═════ EXERCISE MATERIALS ═════

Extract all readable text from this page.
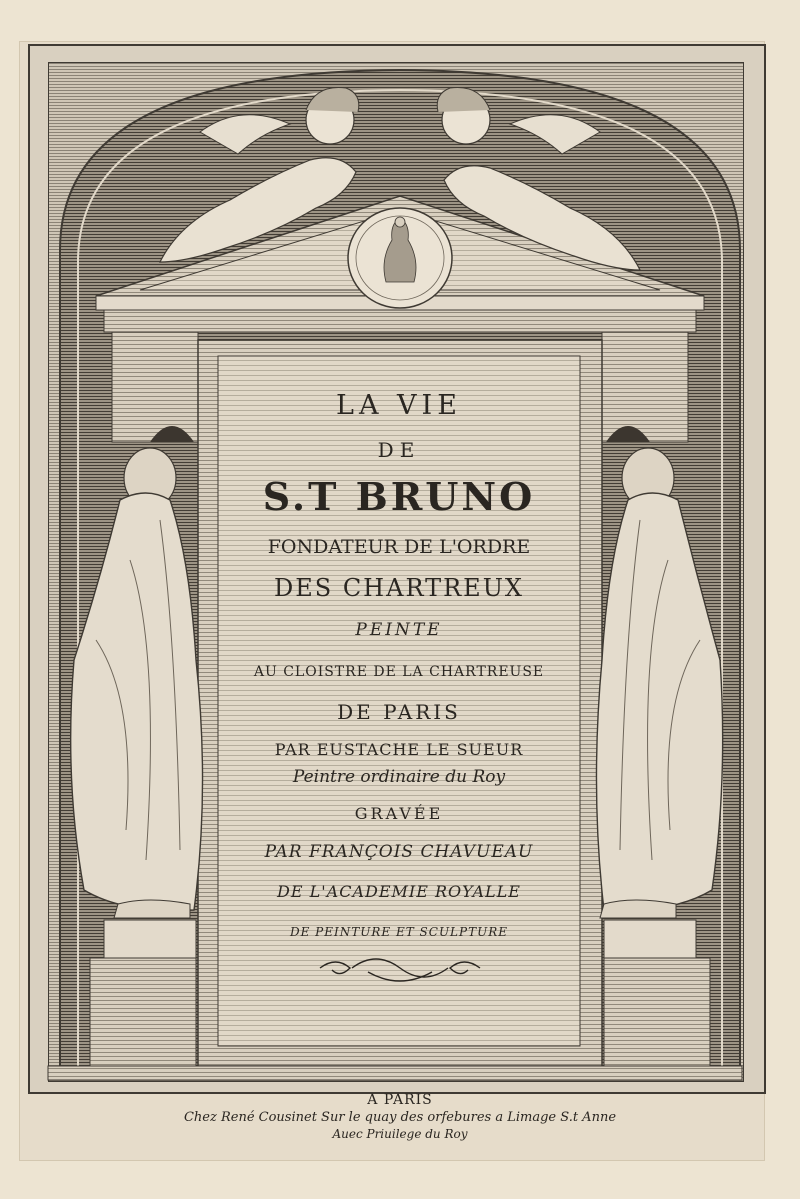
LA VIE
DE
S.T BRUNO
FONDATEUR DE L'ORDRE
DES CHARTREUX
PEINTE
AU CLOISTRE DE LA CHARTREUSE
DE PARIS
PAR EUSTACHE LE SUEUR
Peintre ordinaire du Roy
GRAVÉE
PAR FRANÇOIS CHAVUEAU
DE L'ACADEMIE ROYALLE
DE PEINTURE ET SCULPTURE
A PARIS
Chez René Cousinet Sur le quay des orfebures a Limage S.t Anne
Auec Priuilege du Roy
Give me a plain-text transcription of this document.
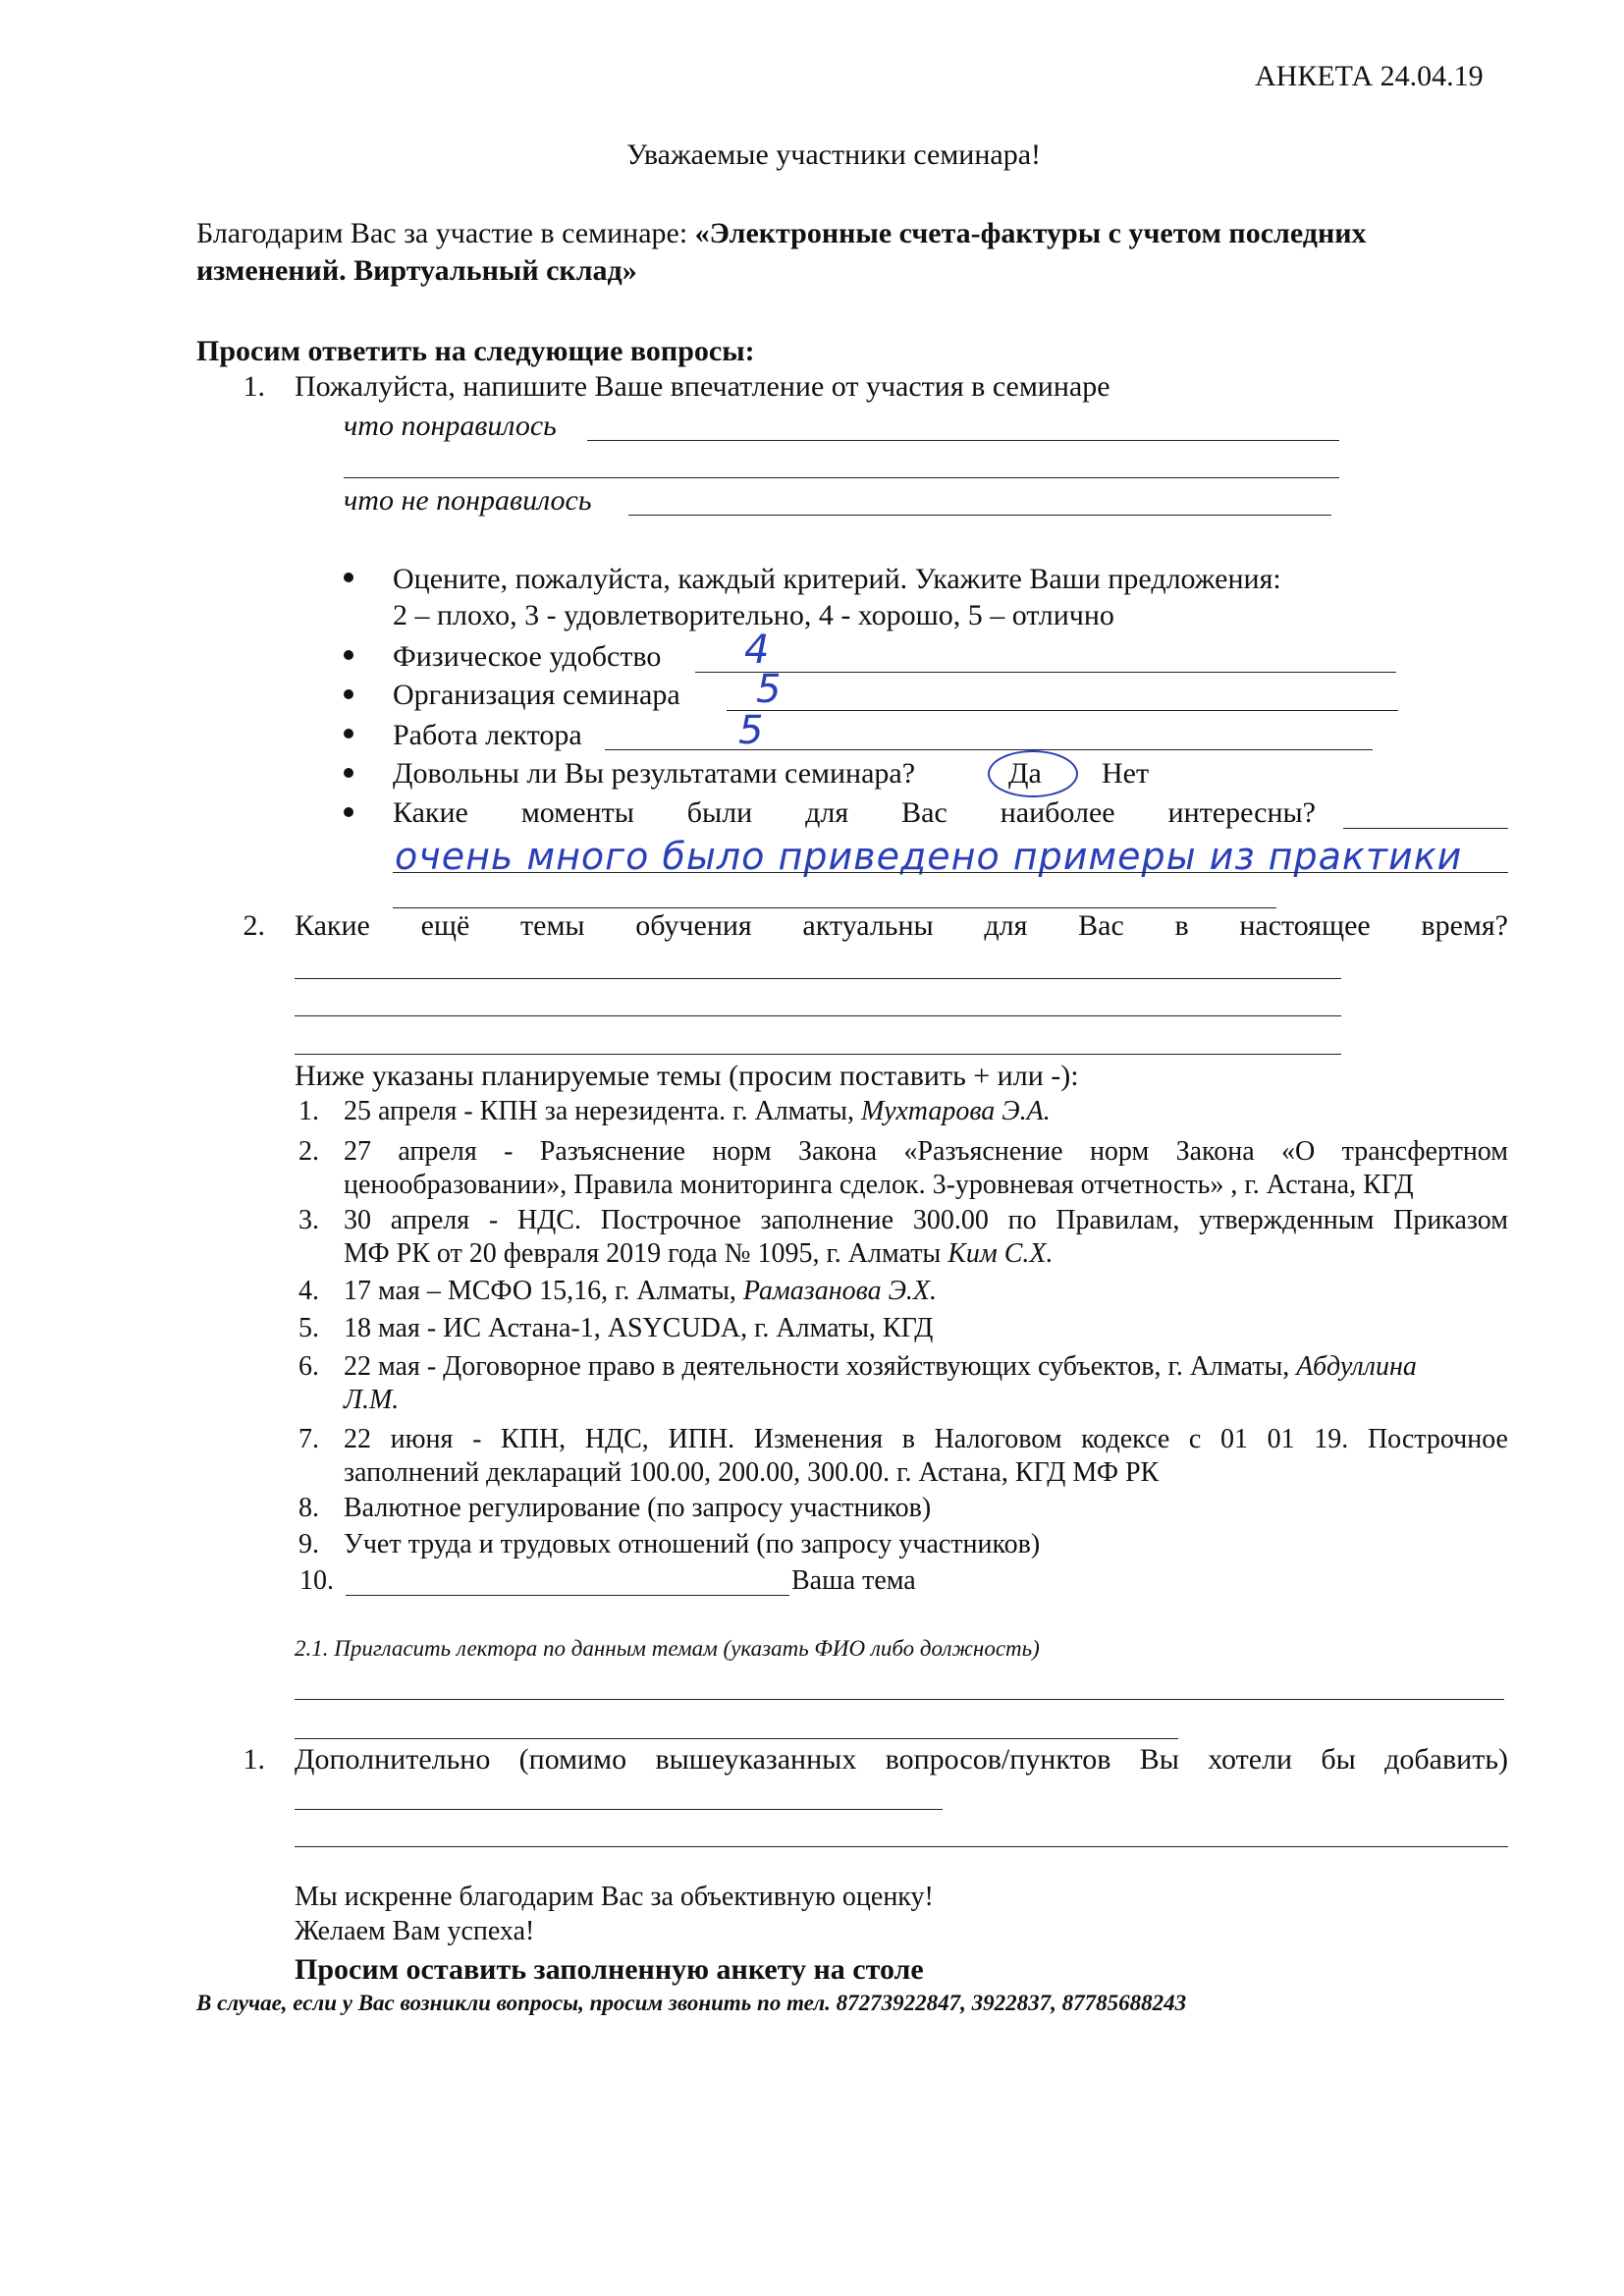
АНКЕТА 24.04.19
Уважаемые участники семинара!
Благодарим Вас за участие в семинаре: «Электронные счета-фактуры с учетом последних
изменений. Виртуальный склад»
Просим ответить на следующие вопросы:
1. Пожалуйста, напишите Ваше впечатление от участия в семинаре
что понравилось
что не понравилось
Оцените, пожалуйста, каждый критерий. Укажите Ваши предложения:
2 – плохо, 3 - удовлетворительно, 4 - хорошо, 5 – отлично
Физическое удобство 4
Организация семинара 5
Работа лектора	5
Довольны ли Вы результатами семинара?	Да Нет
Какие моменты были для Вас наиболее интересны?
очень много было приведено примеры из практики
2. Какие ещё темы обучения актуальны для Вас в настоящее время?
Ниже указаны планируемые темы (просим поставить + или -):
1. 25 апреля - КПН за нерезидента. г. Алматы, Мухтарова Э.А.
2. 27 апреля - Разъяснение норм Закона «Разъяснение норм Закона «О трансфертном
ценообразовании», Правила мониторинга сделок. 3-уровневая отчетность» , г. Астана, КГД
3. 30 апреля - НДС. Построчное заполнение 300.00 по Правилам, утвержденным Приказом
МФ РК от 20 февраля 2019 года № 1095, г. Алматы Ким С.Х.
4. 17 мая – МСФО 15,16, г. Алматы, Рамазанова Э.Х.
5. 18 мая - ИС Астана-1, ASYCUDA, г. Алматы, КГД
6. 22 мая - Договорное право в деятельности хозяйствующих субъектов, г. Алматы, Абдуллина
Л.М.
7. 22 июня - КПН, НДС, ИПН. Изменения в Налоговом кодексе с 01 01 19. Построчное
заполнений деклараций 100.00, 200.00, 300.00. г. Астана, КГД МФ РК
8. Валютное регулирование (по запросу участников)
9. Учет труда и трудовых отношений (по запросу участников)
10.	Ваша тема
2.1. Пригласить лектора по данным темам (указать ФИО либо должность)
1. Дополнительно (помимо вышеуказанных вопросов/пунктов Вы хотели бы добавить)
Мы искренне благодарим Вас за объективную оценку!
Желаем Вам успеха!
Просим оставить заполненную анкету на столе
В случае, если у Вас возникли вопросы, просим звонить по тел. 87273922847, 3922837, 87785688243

═════

▸ **DIRECTION**: The pictures should not be reproduced; quote all of the other material exactly.

▸ **ANSWER FOR THIS EXERCISE**:
Extract all readable text from this page.
LA VIE
DE
S.T BRUNO
FONDATEUR DE L'ORDRE
DES CHARTREUX
PEINTE
AU CLOISTRE DE LA CHARTREUSE
DE PARIS
PAR EUSTACHE LE SUEUR
Peintre ordinaire du Roy
GRAVÉE
PAR FRANÇOIS CHAVUEAU
DE L'ACADEMIE ROYALLE
DE PEINTURE ET SCULPTURE
A PARIS
Chez René Cousinet Sur le quay des orfebures a Limage S.t Anne
Auec Priuilege du Roy
Give me a plain-text transcription of this document.
АНКЕТА 24.04.19
Уважаемые участники семинара!
Благодарим Вас за участие в семинаре: «Электронные счета-фактуры с учетом последних
изменений. Виртуальный склад»
Просим ответить на следующие вопросы:
1. Пожалуйста, напишите Ваше впечатление от участия в семинаре
что понравилось
что не понравилось
Оцените, пожалуйста, каждый критерий. Укажите Ваши предложения:
2 – плохо, 3 - удовлетворительно, 4 - хорошо, 5 – отлично
Физическое удобство 4
Организация семинара 5
Работа лектора	5
Довольны ли Вы результатами семинара?	Да Нет
Какие моменты были для Вас наиболее интересны?
очень много было приведено примеры из практики
2. Какие ещё темы обучения актуальны для Вас в настоящее время?
Ниже указаны планируемые темы (просим поставить + или -):
1. 25 апреля - КПН за нерезидента. г. Алматы, Мухтарова Э.А.
2. 27 апреля - Разъяснение норм Закона «Разъяснение норм Закона «О трансфертном
ценообразовании», Правила мониторинга сделок. 3-уровневая отчетность» , г. Астана, КГД
3. 30 апреля - НДС. Построчное заполнение 300.00 по Правилам, утвержденным Приказом
МФ РК от 20 февраля 2019 года № 1095, г. Алматы Ким С.Х.
4. 17 мая – МСФО 15,16, г. Алматы, Рамазанова Э.Х.
5. 18 мая - ИС Астана-1, ASYCUDA, г. Алматы, КГД
6. 22 мая - Договорное право в деятельности хозяйствующих субъектов, г. Алматы, Абдуллина
Л.М.
7. 22 июня - КПН, НДС, ИПН. Изменения в Налоговом кодексе с 01 01 19. Построчное
заполнений деклараций 100.00, 200.00, 300.00. г. Астана, КГД МФ РК
8. Валютное регулирование (по запросу участников)
9. Учет труда и трудовых отношений (по запросу участников)
10.	Ваша тема
2.1. Пригласить лектора по данным темам (указать ФИО либо должность)
1. Дополнительно (помимо вышеуказанных вопросов/пунктов Вы хотели бы добавить)
Мы искренне благодарим Вас за объективную оценку!
Желаем Вам успеха!
Просим оставить заполненную анкету на столе
В случае, если у Вас возникли вопросы, просим звонить по тел. 87273922847, 3922837, 87785688243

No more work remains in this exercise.